_DOCUMENT PASSAGE_.
- - - - - - -

Studio album by Wallace Roney
- Released: April 23, 2013
- Recorded: June 18 & July 5, 2012
- Venue: Samurai Hotel, Astoria, New York
- Genre: Jazz
- Length: 61:33
- Label: HighNote HCD 7235
- Producer: Wallace Roney

Wallace Roney chronology
| Home (2012) | Understanding (2013) | A Place in Time (2016) |

= Understanding (Wallace Roney album) =

Understanding is an album by trumpeter/composer Wallace Roney, recorded in 2012 and released on the HighNote label the following year.

==Reception==

AllMusic's Matt Collar said "Understanding, is an expansive, often swinging work that finds the trumpeter digging even deeper into the straight-ahead if no less adventurous sound of his recent releases. These are bluesy, harmonically layered modal songs that bring to mind such touchstones as '70s Woody Shaw and late-'60s Miles Davis". Financial Times reviewer Mike Hobart stated, "The ex-Miles Davis understudy confirms he is now something of an elder statesman with this sextet recording featuring young unknowns who are full of promise". In JazzTimes, Michael J. West noted "Roney was a dyed-in-the-wool Young Lion. Understanding, a sextet session and his first all-acoustic album in over a decade, places him back in that context, with (mostly) wondrous results ... Technical virtuosity, dense harmony and zealous swing abound. At its best, melody abounds too".

- - - - - - -

_LISTED RECORDS_.

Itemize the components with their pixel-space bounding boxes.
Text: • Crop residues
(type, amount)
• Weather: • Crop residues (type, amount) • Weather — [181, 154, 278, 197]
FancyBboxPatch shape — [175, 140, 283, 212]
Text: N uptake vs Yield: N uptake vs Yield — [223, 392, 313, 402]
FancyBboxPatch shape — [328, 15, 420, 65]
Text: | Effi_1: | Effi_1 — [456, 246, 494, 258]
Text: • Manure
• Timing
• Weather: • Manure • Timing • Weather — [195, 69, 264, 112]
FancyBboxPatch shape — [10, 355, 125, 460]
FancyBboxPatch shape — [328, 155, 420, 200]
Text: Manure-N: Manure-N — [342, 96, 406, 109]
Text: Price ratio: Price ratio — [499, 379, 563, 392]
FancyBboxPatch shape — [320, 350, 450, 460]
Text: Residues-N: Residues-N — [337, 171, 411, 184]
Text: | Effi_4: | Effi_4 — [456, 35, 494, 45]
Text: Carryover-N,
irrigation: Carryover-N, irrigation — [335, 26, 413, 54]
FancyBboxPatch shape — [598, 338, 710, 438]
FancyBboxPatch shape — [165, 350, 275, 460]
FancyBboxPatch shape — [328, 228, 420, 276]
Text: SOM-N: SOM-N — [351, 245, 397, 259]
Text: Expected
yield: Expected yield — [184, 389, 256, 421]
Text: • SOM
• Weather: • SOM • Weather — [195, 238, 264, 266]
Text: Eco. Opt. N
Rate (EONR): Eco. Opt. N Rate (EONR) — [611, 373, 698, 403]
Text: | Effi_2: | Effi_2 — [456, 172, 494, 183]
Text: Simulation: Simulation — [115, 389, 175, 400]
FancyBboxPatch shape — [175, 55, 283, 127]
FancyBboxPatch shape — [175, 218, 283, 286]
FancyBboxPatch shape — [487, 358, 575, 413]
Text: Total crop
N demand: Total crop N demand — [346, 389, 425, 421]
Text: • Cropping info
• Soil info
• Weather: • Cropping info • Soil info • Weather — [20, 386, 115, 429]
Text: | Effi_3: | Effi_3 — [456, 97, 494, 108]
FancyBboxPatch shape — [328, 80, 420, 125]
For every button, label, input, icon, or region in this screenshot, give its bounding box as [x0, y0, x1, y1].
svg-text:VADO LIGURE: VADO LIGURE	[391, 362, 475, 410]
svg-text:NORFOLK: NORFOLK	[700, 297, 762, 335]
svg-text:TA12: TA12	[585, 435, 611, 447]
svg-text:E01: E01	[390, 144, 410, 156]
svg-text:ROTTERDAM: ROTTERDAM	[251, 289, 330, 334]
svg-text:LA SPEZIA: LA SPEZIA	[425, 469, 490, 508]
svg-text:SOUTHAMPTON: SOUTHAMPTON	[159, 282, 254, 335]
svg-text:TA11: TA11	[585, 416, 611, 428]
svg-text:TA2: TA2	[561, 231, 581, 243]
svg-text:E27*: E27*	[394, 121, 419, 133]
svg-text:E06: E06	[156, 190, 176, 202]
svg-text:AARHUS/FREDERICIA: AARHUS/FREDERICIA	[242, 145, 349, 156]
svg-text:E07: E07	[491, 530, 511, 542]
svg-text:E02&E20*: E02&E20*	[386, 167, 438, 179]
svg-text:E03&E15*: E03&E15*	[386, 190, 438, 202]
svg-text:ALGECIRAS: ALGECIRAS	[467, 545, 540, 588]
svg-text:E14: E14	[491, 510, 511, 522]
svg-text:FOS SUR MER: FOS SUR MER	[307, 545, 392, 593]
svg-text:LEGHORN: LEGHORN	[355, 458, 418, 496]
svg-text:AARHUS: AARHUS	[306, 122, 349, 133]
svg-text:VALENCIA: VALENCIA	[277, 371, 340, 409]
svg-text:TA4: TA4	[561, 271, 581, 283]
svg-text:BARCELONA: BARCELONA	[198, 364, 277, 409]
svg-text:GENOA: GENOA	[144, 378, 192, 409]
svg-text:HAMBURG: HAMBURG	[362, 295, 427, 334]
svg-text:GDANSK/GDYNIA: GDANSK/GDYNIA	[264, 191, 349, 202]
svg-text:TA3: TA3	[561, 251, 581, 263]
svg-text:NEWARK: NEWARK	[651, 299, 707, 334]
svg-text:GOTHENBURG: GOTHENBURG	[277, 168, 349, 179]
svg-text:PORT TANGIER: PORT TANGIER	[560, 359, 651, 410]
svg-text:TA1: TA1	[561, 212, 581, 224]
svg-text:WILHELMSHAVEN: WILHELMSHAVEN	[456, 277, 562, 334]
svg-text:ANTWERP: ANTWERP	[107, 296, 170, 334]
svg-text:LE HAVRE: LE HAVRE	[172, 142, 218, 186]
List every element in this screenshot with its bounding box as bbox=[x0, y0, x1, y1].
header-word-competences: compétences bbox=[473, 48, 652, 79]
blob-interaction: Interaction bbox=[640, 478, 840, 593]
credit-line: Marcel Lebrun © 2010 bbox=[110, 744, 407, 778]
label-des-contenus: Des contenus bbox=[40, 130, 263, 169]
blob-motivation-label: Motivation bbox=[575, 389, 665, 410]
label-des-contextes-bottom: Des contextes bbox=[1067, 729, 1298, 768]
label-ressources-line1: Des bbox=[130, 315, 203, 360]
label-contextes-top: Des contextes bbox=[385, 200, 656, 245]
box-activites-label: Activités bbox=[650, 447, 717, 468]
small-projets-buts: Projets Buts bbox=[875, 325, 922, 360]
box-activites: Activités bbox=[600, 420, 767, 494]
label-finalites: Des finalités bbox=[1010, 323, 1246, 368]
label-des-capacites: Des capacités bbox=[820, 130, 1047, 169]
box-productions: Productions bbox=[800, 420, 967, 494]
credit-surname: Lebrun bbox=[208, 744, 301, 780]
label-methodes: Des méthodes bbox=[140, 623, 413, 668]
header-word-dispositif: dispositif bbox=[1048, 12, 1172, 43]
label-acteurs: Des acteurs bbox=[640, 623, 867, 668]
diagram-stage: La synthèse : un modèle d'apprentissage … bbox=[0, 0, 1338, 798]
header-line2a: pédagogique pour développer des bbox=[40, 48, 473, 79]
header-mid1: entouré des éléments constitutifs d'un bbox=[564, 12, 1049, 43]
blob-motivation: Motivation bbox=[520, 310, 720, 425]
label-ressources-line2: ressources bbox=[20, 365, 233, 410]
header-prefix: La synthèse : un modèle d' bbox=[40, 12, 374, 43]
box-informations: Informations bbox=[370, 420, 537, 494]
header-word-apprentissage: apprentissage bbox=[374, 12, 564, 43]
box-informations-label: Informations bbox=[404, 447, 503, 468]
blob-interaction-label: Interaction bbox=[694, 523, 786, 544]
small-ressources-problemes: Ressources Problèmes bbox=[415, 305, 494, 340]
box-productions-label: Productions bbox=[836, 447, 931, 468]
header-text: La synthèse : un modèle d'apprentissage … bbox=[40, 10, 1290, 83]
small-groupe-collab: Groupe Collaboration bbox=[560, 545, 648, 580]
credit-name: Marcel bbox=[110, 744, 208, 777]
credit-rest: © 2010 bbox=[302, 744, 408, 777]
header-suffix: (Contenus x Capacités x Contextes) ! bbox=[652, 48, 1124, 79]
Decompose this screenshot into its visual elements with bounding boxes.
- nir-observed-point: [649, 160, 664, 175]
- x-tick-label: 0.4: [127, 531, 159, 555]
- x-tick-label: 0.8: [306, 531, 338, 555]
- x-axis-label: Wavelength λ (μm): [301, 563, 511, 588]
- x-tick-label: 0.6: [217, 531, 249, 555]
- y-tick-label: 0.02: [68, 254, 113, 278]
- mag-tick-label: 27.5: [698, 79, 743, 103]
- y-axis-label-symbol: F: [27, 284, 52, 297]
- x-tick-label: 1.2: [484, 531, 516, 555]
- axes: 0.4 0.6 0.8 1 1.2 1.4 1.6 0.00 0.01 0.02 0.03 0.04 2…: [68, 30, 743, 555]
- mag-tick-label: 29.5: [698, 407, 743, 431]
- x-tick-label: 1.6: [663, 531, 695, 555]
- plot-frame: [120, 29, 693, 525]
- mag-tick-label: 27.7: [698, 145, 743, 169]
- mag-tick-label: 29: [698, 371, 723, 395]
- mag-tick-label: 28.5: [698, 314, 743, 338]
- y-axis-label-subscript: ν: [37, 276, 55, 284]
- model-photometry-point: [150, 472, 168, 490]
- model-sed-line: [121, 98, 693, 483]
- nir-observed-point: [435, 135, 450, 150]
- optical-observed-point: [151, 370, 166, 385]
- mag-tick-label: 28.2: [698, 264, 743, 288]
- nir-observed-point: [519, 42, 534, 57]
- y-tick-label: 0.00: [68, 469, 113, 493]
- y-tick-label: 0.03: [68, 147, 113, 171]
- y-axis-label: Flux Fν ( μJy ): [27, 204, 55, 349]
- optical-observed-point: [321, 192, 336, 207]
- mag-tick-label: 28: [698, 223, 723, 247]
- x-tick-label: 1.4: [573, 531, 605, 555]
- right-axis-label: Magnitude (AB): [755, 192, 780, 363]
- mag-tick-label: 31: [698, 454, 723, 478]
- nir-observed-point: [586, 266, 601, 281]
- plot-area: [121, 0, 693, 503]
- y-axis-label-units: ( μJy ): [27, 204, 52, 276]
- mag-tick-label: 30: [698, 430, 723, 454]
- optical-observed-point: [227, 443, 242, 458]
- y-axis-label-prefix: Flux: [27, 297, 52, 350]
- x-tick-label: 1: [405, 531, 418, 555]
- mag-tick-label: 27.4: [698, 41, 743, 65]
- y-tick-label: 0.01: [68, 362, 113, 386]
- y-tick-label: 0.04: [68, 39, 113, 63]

- - - - - - -

_PROBLEM REQUIREMENTS_.
Extend the article on Wallace Roney's album Understanding, picking up right after its final sentence.

_ANSWER TO THE EXERCISE_.
Professional ratings
Review scores
| Source | Rating |
| AllMusic | Star |
| Financial Times | Star |

== Track listing ==
1. "Understanding" (Roy Brooks) – 6:56
2. "Is That So?" (Duke Pearson) – 5:47
3. "Search for Peace" (McCoy Tyner) – 8:07
4. "Gaslight" (Pearson) – 6:51
5. "Red Lantern" (Arnold Lee) – 7:43
6. "Kotra" (Ben Solomon) – 7:08
7. "Combustible" (Wallace Roney) – 8:21
8. "You Taught My Heart to Sing" (Tyner) – 8:01

== Personnel ==
- Wallace Roney – trumpet
- Arnold Lee – alto saxophone (tracks 2–7)
- Ben Solomon – tenor saxophone (tracks 1, 2 & 4–8)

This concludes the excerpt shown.